* DATASET EXTRACT
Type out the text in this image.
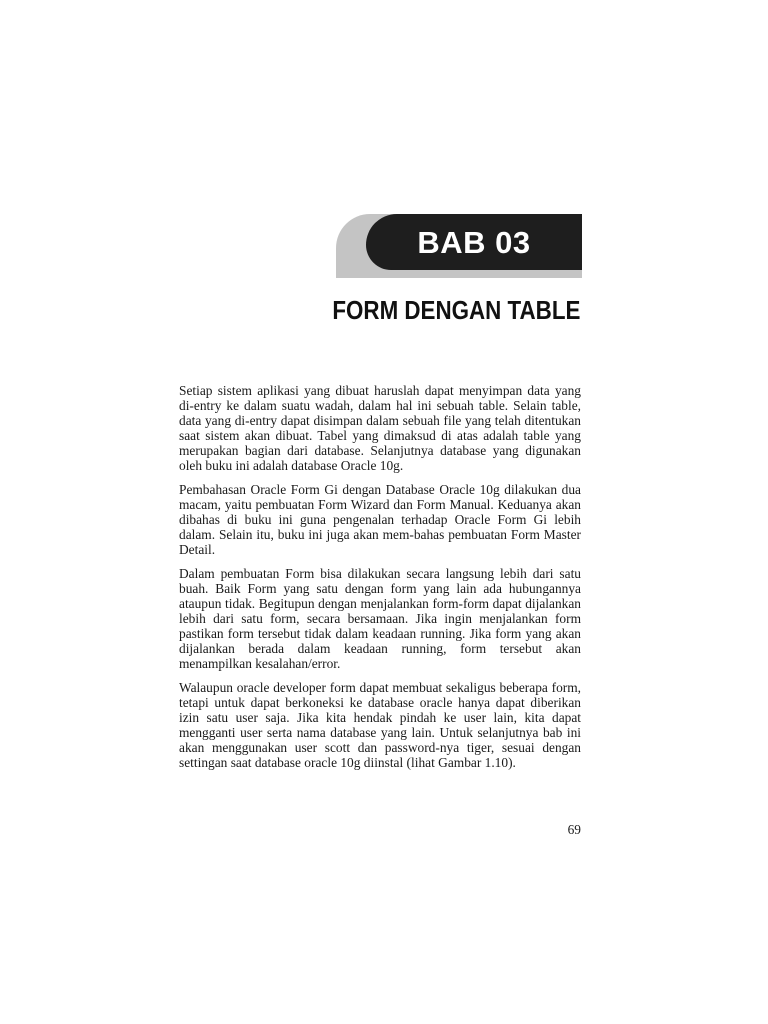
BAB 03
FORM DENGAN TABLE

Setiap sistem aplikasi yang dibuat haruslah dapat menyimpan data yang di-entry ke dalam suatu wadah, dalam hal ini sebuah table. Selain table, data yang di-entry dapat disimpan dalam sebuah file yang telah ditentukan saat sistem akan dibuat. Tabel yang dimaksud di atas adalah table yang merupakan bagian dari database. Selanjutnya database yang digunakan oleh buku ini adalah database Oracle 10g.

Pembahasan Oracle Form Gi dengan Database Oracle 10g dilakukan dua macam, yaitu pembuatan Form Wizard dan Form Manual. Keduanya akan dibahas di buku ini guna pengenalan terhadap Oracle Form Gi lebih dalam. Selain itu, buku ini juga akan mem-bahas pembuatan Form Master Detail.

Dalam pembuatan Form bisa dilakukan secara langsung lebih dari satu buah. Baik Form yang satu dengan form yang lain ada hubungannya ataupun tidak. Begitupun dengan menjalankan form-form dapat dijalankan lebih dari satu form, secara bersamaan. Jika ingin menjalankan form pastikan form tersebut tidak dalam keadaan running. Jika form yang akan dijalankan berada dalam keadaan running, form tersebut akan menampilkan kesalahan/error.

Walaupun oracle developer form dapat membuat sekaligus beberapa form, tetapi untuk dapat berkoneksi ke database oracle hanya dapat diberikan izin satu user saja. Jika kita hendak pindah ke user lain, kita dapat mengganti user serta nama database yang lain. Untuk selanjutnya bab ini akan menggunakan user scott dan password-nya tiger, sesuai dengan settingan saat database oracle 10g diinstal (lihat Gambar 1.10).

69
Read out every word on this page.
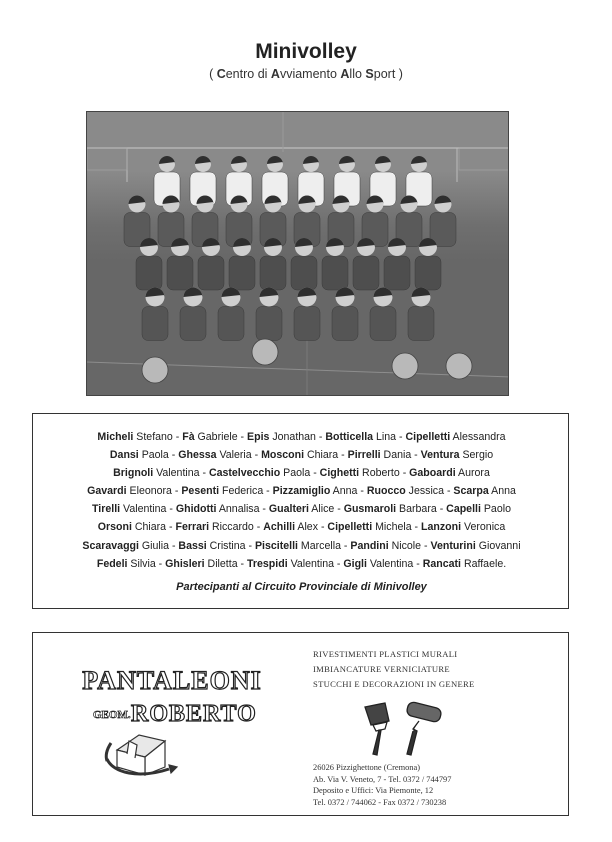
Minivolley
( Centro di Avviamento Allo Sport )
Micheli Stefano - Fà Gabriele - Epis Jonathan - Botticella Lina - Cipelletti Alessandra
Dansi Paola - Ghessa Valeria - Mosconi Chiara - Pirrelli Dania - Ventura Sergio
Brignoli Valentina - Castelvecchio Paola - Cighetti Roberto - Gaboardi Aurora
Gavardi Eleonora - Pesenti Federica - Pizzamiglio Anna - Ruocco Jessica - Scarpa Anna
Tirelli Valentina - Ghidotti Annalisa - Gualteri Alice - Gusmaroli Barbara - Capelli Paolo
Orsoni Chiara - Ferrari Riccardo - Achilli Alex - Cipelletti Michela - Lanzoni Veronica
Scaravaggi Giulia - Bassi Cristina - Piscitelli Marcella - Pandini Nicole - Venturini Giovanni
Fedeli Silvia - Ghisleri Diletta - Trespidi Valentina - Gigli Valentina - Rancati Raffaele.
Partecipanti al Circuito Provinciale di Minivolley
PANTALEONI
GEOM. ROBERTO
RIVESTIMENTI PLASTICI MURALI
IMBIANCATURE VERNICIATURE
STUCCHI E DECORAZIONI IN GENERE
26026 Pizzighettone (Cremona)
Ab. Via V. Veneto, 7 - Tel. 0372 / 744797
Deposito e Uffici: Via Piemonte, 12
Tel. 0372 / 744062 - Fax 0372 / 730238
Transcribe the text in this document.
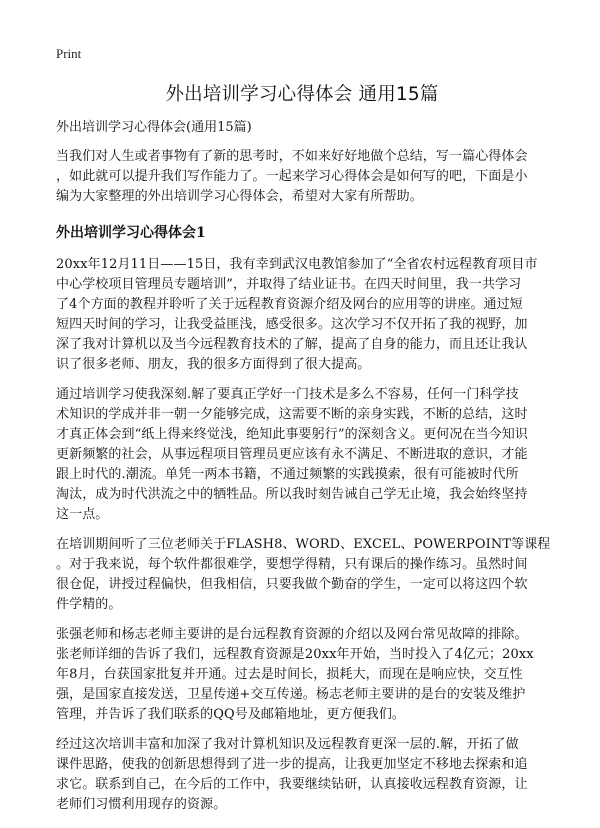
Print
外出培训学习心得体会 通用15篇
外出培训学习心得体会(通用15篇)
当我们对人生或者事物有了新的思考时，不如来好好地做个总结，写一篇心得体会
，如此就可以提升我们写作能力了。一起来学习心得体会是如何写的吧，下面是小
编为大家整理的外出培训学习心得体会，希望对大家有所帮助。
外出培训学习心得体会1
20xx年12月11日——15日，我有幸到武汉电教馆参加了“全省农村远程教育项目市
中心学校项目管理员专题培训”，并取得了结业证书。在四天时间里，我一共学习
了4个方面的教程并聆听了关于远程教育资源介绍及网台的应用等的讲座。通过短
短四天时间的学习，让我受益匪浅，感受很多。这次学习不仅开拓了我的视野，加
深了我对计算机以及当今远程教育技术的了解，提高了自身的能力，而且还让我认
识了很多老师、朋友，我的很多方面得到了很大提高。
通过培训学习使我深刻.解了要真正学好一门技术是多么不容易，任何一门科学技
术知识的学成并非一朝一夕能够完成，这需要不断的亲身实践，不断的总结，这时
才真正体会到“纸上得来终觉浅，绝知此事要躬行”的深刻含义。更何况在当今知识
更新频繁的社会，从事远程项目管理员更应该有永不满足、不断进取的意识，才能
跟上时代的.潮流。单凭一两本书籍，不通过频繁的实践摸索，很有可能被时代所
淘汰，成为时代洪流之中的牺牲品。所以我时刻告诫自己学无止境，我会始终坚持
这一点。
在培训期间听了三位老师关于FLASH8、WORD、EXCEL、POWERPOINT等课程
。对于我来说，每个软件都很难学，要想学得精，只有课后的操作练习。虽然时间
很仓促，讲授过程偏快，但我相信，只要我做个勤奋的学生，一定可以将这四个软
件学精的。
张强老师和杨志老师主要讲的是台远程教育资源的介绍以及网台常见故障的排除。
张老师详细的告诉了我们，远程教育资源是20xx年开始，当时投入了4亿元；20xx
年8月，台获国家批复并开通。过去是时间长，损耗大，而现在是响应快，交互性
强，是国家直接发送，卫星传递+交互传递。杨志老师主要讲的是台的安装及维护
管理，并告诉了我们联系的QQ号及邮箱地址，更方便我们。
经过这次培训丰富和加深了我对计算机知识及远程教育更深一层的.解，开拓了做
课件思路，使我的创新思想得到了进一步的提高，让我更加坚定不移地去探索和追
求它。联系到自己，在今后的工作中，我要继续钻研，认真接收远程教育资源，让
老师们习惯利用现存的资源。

* WRITTEN REQUEST
Pictures in the records should not appear in your copy, but everything else must be transcribed exactly.

* SOLUTION TO THE PROBLEM
Type out the text in this image.
BAB 03
FORM DENGAN TABLE

Setiap sistem aplikasi yang dibuat haruslah dapat menyimpan data yang di-entry ke dalam suatu wadah, dalam hal ini sebuah table. Selain table, data yang di-entry dapat disimpan dalam sebuah file yang telah ditentukan saat sistem akan dibuat. Tabel yang dimaksud di atas adalah table yang merupakan bagian dari database. Selanjutnya database yang digunakan oleh buku ini adalah database Oracle 10g.

Pembahasan Oracle Form Gi dengan Database Oracle 10g dilakukan dua macam, yaitu pembuatan Form Wizard dan Form Manual. Keduanya akan dibahas di buku ini guna pengenalan terhadap Oracle Form Gi lebih dalam. Selain itu, buku ini juga akan mem-bahas pembuatan Form Master Detail.

Dalam pembuatan Form bisa dilakukan secara langsung lebih dari satu buah. Baik Form yang satu dengan form yang lain ada hubungannya ataupun tidak. Begitupun dengan menjalankan form-form dapat dijalankan lebih dari satu form, secara bersamaan. Jika ingin menjalankan form pastikan form tersebut tidak dalam keadaan running. Jika form yang akan dijalankan berada dalam keadaan running, form tersebut akan menampilkan kesalahan/error.

Walaupun oracle developer form dapat membuat sekaligus beberapa form, tetapi untuk dapat berkoneksi ke database oracle hanya dapat diberikan izin satu user saja. Jika kita hendak pindah ke user lain, kita dapat mengganti user serta nama database yang lain. Untuk selanjutnya bab ini akan menggunakan user scott dan password-nya tiger, sesuai dengan settingan saat database oracle 10g diinstal (lihat Gambar 1.10).

69
Read out every word on this page.
Minivolley
( Centro di Avviamento Allo Sport )
Micheli Stefano - Fà Gabriele - Epis Jonathan - Botticella Lina - Cipelletti Alessandra
Dansi Paola - Ghessa Valeria - Mosconi Chiara - Pirrelli Dania - Ventura Sergio
Brignoli Valentina - Castelvecchio Paola - Cighetti Roberto - Gaboardi Aurora
Gavardi Eleonora - Pesenti Federica - Pizzamiglio Anna - Ruocco Jessica - Scarpa Anna
Tirelli Valentina - Ghidotti Annalisa - Gualteri Alice - Gusmaroli Barbara - Capelli Paolo
Orsoni Chiara - Ferrari Riccardo - Achilli Alex - Cipelletti Michela - Lanzoni Veronica
Scaravaggi Giulia - Bassi Cristina - Piscitelli Marcella - Pandini Nicole - Venturini Giovanni
Fedeli Silvia - Ghisleri Diletta - Trespidi Valentina - Gigli Valentina - Rancati Raffaele.
Partecipanti al Circuito Provinciale di Minivolley
PANTALEONI
GEOM. ROBERTO
RIVESTIMENTI PLASTICI MURALI
IMBIANCATURE VERNICIATURE
STUCCHI E DECORAZIONI IN GENERE
26026 Pizzighettone (Cremona)
Ab. Via V. Veneto, 7 - Tel. 0372 / 744797
Deposito e Uffici: Via Piemonte, 12
Tel. 0372 / 744062 - Fax 0372 / 730238
Transcribe the text in this document.
Print
外出培训学习心得体会 通用15篇
外出培训学习心得体会(通用15篇)
当我们对人生或者事物有了新的思考时，不如来好好地做个总结，写一篇心得体会
，如此就可以提升我们写作能力了。一起来学习心得体会是如何写的吧，下面是小
编为大家整理的外出培训学习心得体会，希望对大家有所帮助。
外出培训学习心得体会1
20xx年12月11日——15日，我有幸到武汉电教馆参加了“全省农村远程教育项目市
中心学校项目管理员专题培训”，并取得了结业证书。在四天时间里，我一共学习
了4个方面的教程并聆听了关于远程教育资源介绍及网台的应用等的讲座。通过短
短四天时间的学习，让我受益匪浅，感受很多。这次学习不仅开拓了我的视野，加
深了我对计算机以及当今远程教育技术的了解，提高了自身的能力，而且还让我认
识了很多老师、朋友，我的很多方面得到了很大提高。
通过培训学习使我深刻.解了要真正学好一门技术是多么不容易，任何一门科学技
术知识的学成并非一朝一夕能够完成，这需要不断的亲身实践，不断的总结，这时
才真正体会到“纸上得来终觉浅，绝知此事要躬行”的深刻含义。更何况在当今知识
更新频繁的社会，从事远程项目管理员更应该有永不满足、不断进取的意识，才能
跟上时代的.潮流。单凭一两本书籍，不通过频繁的实践摸索，很有可能被时代所
淘汰，成为时代洪流之中的牺牲品。所以我时刻告诫自己学无止境，我会始终坚持
这一点。
在培训期间听了三位老师关于FLASH8、WORD、EXCEL、POWERPOINT等课程
。对于我来说，每个软件都很难学，要想学得精，只有课后的操作练习。虽然时间
很仓促，讲授过程偏快，但我相信，只要我做个勤奋的学生，一定可以将这四个软
件学精的。
张强老师和杨志老师主要讲的是台远程教育资源的介绍以及网台常见故障的排除。
张老师详细的告诉了我们，远程教育资源是20xx年开始，当时投入了4亿元；20xx
年8月，台获国家批复并开通。过去是时间长，损耗大，而现在是响应快，交互性
强，是国家直接发送，卫星传递+交互传递。杨志老师主要讲的是台的安装及维护
管理，并告诉了我们联系的QQ号及邮箱地址，更方便我们。
经过这次培训丰富和加深了我对计算机知识及远程教育更深一层的.解，开拓了做
课件思路，使我的创新思想得到了进一步的提高，让我更加坚定不移地去探索和追
求它。联系到自己，在今后的工作中，我要继续钻研，认真接收远程教育资源，让
老师们习惯利用现存的资源。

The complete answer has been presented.